** start of INPUT ROWS **
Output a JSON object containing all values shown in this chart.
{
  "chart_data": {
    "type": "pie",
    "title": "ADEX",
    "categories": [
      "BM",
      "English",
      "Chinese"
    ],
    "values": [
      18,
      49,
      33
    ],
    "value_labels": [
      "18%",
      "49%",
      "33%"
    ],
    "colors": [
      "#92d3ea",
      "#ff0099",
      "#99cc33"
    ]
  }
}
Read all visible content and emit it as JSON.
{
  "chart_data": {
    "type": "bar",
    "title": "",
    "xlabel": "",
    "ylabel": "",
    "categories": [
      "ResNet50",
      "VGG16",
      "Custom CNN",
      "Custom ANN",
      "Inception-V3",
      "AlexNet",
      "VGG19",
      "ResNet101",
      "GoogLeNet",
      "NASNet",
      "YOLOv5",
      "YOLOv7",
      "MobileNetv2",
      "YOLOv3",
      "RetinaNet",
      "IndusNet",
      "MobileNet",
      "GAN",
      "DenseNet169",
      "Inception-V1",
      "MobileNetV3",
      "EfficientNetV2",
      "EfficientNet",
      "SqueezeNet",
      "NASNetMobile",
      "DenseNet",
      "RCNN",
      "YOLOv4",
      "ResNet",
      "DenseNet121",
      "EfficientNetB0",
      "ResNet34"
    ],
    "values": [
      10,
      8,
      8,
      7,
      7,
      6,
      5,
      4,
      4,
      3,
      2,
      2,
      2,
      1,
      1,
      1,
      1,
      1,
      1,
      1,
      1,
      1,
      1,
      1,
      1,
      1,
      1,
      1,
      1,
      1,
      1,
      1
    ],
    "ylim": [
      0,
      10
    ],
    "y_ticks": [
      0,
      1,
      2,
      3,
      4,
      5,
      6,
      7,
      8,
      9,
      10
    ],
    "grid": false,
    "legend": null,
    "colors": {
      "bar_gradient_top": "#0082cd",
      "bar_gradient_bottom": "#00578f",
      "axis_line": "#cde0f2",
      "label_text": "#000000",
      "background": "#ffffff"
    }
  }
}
** end of INPUT ROWS **
• [DIRECTION]:
State the number of lines in the records that contain the string "JSON", and nothing more.

• [RIGHT ANSWER]:
2